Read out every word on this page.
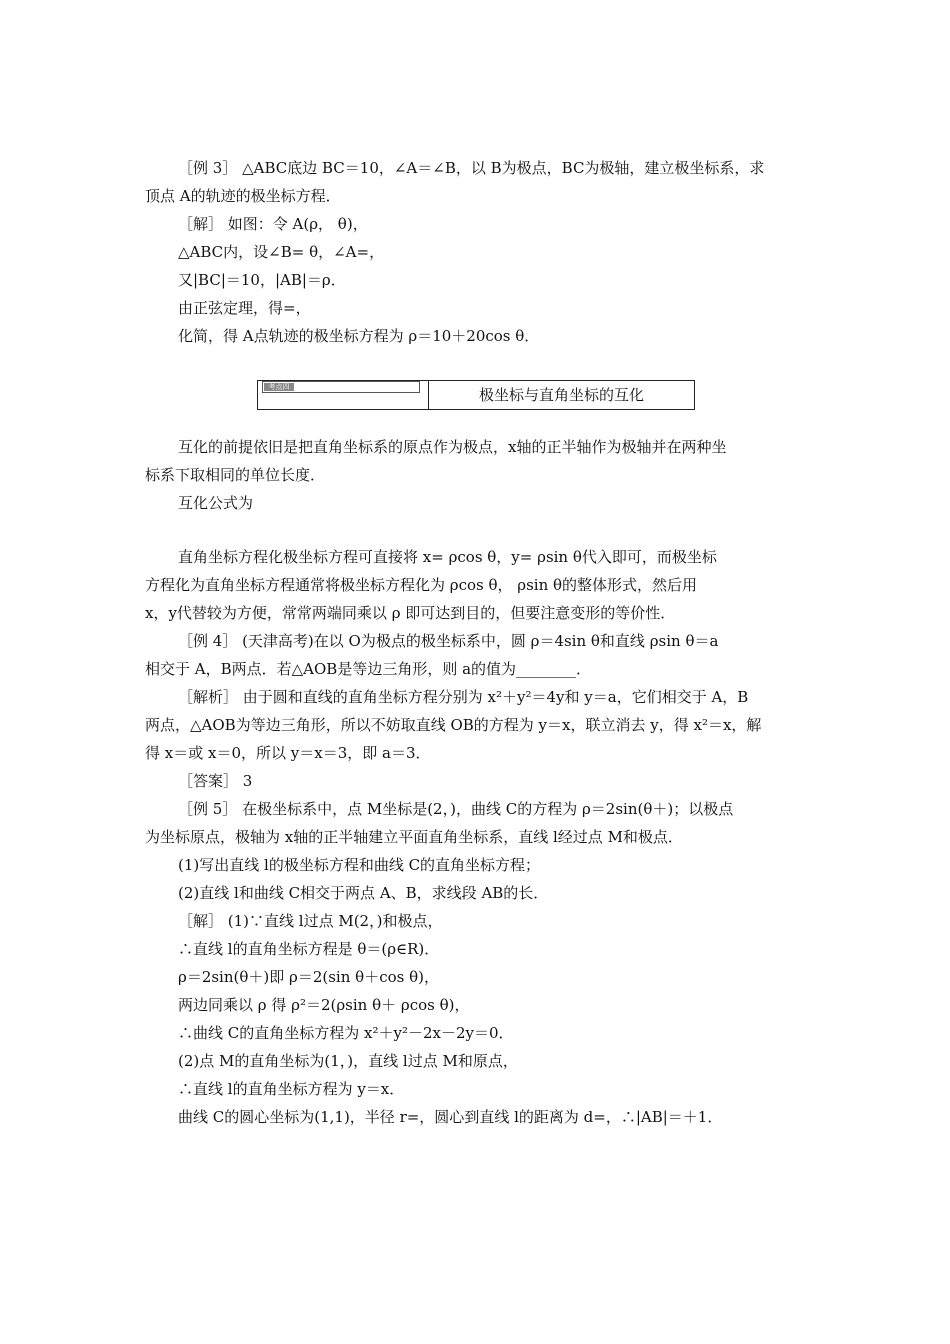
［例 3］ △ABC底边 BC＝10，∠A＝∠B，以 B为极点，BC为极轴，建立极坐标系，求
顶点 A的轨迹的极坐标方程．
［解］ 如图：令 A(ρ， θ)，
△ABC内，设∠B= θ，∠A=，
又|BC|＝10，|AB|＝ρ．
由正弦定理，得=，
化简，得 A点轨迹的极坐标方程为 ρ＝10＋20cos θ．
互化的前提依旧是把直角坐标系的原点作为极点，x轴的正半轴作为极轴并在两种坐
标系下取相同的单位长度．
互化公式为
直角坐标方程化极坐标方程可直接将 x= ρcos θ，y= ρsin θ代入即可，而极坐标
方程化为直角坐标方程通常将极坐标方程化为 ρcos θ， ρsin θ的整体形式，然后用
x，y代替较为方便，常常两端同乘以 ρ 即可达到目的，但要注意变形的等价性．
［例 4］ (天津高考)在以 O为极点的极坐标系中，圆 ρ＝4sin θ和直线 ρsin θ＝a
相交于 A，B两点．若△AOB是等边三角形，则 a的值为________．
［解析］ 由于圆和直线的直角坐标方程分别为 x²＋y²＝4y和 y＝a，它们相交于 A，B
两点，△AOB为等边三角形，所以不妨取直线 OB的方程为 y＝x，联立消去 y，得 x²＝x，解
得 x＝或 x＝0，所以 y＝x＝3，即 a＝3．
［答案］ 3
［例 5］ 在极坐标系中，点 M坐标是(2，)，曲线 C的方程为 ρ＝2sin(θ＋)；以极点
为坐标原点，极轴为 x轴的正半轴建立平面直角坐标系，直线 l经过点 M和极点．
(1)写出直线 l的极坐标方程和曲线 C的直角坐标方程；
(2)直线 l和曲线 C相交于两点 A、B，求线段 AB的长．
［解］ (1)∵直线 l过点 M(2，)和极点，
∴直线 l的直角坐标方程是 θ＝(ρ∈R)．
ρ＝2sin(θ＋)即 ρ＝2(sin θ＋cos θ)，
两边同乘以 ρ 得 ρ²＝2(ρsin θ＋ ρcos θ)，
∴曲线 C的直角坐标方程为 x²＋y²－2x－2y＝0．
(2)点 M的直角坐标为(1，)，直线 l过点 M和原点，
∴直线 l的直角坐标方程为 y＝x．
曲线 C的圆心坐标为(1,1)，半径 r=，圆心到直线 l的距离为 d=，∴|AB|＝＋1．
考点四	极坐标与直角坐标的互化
○ ○ ○ ○
Problem requirements:
Any pictures should be dropped; transcribe the rest of the records above exactly.

Solution to the problem:
Read out every word on this page.
［例 3］ △ABC底边 BC＝10，∠A＝∠B，以 B为极点，BC为极轴，建立极坐标系，求
顶点 A的轨迹的极坐标方程．
［解］ 如图：令 A(ρ， θ)，
△ABC内，设∠B= θ，∠A=，
又|BC|＝10，|AB|＝ρ．
由正弦定理，得=，
化简，得 A点轨迹的极坐标方程为 ρ＝10＋20cos θ．
互化的前提依旧是把直角坐标系的原点作为极点，x轴的正半轴作为极轴并在两种坐
标系下取相同的单位长度．
互化公式为
直角坐标方程化极坐标方程可直接将 x= ρcos θ，y= ρsin θ代入即可，而极坐标
方程化为直角坐标方程通常将极坐标方程化为 ρcos θ， ρsin θ的整体形式，然后用
x，y代替较为方便，常常两端同乘以 ρ 即可达到目的，但要注意变形的等价性．
［例 4］ (天津高考)在以 O为极点的极坐标系中，圆 ρ＝4sin θ和直线 ρsin θ＝a
相交于 A，B两点．若△AOB是等边三角形，则 a的值为________．
［解析］ 由于圆和直线的直角坐标方程分别为 x²＋y²＝4y和 y＝a，它们相交于 A，B
两点，△AOB为等边三角形，所以不妨取直线 OB的方程为 y＝x，联立消去 y，得 x²＝x，解
得 x＝或 x＝0，所以 y＝x＝3，即 a＝3．
［答案］ 3
［例 5］ 在极坐标系中，点 M坐标是(2，)，曲线 C的方程为 ρ＝2sin(θ＋)；以极点
为坐标原点，极轴为 x轴的正半轴建立平面直角坐标系，直线 l经过点 M和极点．
(1)写出直线 l的极坐标方程和曲线 C的直角坐标方程；
(2)直线 l和曲线 C相交于两点 A、B，求线段 AB的长．
［解］ (1)∵直线 l过点 M(2，)和极点，
∴直线 l的直角坐标方程是 θ＝(ρ∈R)．
ρ＝2sin(θ＋)即 ρ＝2(sin θ＋cos θ)，
两边同乘以 ρ 得 ρ²＝2(ρsin θ＋ ρcos θ)，
∴曲线 C的直角坐标方程为 x²＋y²－2x－2y＝0．
(2)点 M的直角坐标为(1，)，直线 l过点 M和原点，
∴直线 l的直角坐标方程为 y＝x．
曲线 C的圆心坐标为(1,1)，半径 r=，圆心到直线 l的距离为 d=，∴|AB|＝＋1．
考点四	极坐标与直角坐标的互化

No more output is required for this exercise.